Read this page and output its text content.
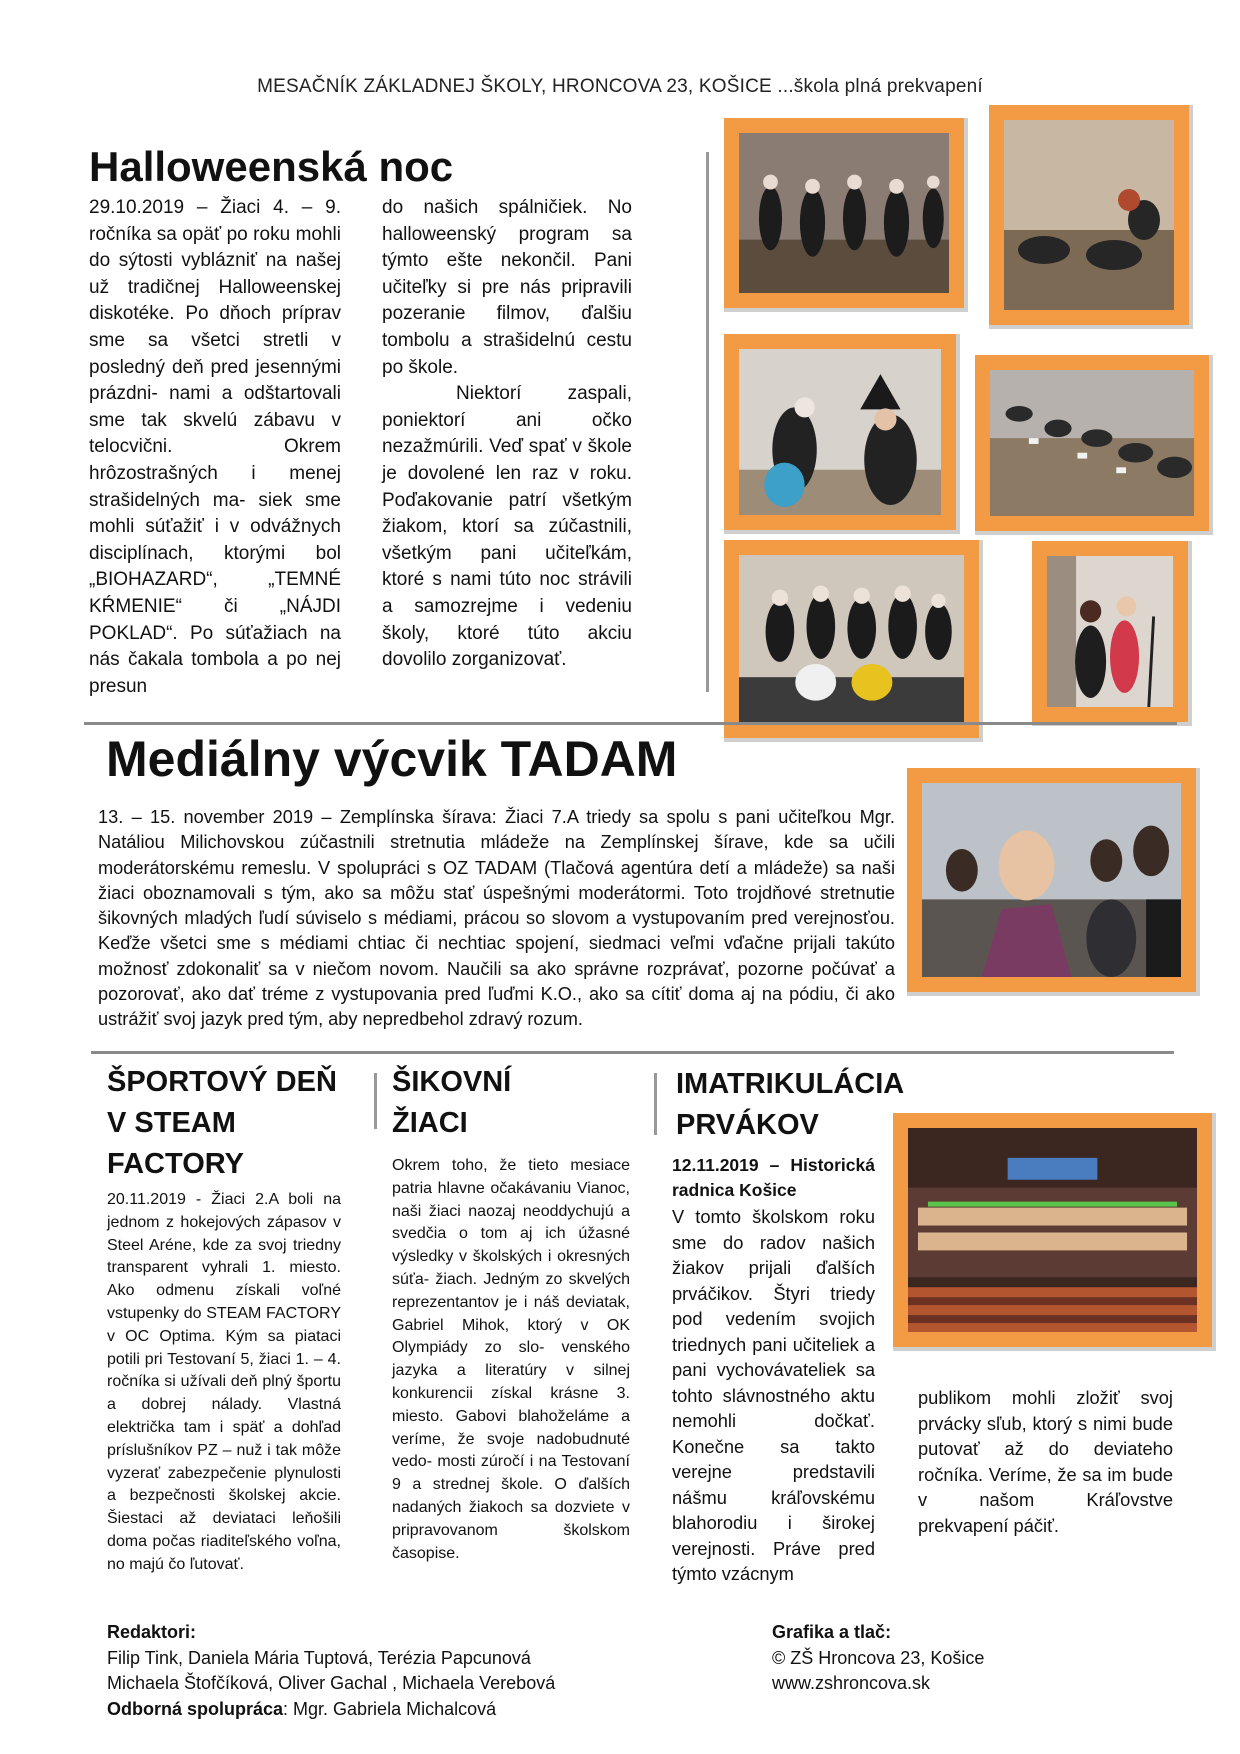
MESAČNÍK ZÁKLADNEJ ŠKOLY, HRONCOVA 23, KOŠICE ...škola plná prekvapení
Halloweenská noc
29.10.2019 – Žiaci 4. – 9. ročníka sa opäť po roku mohli do sýtosti vyblázniť na našej už tradičnej Halloweenskej diskotéke. Po dňoch príprav sme sa všetci stretli v posledný deň pred jesennými prázdni- nami a odštartovali sme tak skvelú zábavu v telocvični. Okrem hrôzostrašných i menej strašidelných ma- siek sme mohli súťažiť i v odvážnych disciplínach, ktorými bol „BIOHAZARD“, „TEMNÉ KŔMENIE“ či „NÁJDI POKLAD“. Po súťažiach na nás čakala tombola a po nej presun
do našich spálničiek. No halloweenský program sa týmto ešte nekončil. Pani učiteľky si pre nás pripravili pozeranie filmov, ďalšiu tombolu a strašidelnú cestu po škole.
Niektorí zaspali, poniektorí ani očko nezažmúrili. Veď spať v škole je dovolené len raz v roku. Poďakovanie patrí všetkým žiakom, ktorí sa zúčastnili, všetkým pani učiteľkám, ktoré s nami túto noc strávili a samozrejme i vedeniu školy, ktoré túto akciu dovolilo zorganizovať.
Mediálny výcvik TADAM
13. – 15. november 2019 – Zemplínska šírava: Žiaci 7.A triedy sa spolu s pani učiteľkou Mgr. Natáliou Milichovskou zúčastnili stretnutia mládeže na Zemplínskej šírave, kde sa učili moderátorskému remeslu. V spolupráci s OZ TADAM (Tlačová agentúra detí a mládeže) sa naši žiaci oboznamovali s tým, ako sa môžu stať úspešnými moderátormi. Toto trojdňové stretnutie šikovných mladých ľudí súviselo s médiami, prácou so slovom a vystupovaním pred verejnosťou. Keďže všetci sme s médiami chtiac či nechtiac spojení, siedmaci veľmi vďačne prijali takúto možnosť zdokonaliť sa v niečom novom. Naučili sa ako správne rozprávať, pozorne počúvať a pozorovať, ako dať tréme z vystupovania pred ľuďmi K.O., ako sa cítiť doma aj na pódiu, či ako ustrážiť svoj jazyk pred tým, aby nepredbehol zdravý rozum.
ŠPORTOVÝ DEŇ
V STEAM
FACTORY
20.11.2019 - Žiaci 2.A boli na jednom z hokejových zápasov v Steel Aréne, kde za svoj triedny transparent vyhrali 1. miesto. Ako odmenu získali voľné vstupenky do STEAM FACTORY v OC Optima. Kým sa piataci potili pri Testovaní 5, žiaci 1. – 4. ročníka si užívali deň plný športu a dobrej nálady. Vlastná električka tam i späť a dohľad príslušníkov PZ – nuž i tak môže vyzerať zabezpečenie plynulosti a bezpečnosti školskej akcie. Šiestaci až deviataci leňošili doma počas riaditeľského voľna, no majú čo ľutovať.
ŠIKOVNÍ
ŽIACI
Okrem toho, že tieto mesiace patria hlavne očakávaniu Vianoc, naši žiaci naozaj neoddychujú a svedčia o tom aj ich úžasné výsledky v školských i okresných súťa- žiach. Jedným zo skvelých reprezentantov je i náš deviatak, Gabriel Mihok, ktorý v OK Olympiády zo slo- venského jazyka a literatúry v silnej konkurencii získal krásne 3. miesto. Gabovi blahoželáme a veríme, že svoje nadobudnuté vedo- mosti zúročí i na Testovaní 9 a strednej škole. O ďalších nadaných žiakoch sa dozviete v pripravovanom školskom časopise.
IMATRIKULÁCIA
PRVÁKOV
12.11.2019 – Historická radnica Košice
V tomto školskom roku sme do radov našich žiakov prijali ďalších prváčikov. Štyri triedy pod vedením svojich triednych pani učiteliek a pani vychovávateliek sa tohto slávnostného aktu nemohli dočkať. Konečne sa takto verejne predstavili nášmu kráľovskému blahorodiu i širokej verejnosti. Práve pred týmto vzácnym
publikom mohli zložiť svoj prvácky sľub, ktorý s nimi bude putovať až do deviateho ročníka. Veríme, že sa im bude v našom Kráľovstve prekvapení páčiť.
Redaktori:
Filip Tink, Daniela Mária Tuptová, Terézia Papcunová
Michaela Štofčíková, Oliver Gachal , Michaela Verebová
Odborná spolupráca: Mgr. Gabriela Michalcová
Grafika a tlač:
© ZŠ Hroncova 23, Košice
www.zshroncova.sk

######

Objective
Check all the records above and select each line where the string "FACTORY" is found.

Correct answer
FACTORY
20.11.2019 - Žiaci 2.A boli na jednom z hokejových zápasov v Steel Aréne, kde za svoj triedny transparent vyhrali 1. miesto. Ako odmenu získali voľné vstupenky do STEAM FACTORY v OC Optima. Kým sa piataci potili pri Testovaní 5, žiaci 1. – 4. ročníka si užívali deň plný športu a dobrej nálady. Vlastná električka tam i späť a dohľad príslušníkov PZ – nuž i tak môže vyzerať zabezpečenie plynulosti a bezpečnosti školskej akcie. Šiestaci až deviataci leňošili doma počas riaditeľského voľna, no majú čo ľutovať.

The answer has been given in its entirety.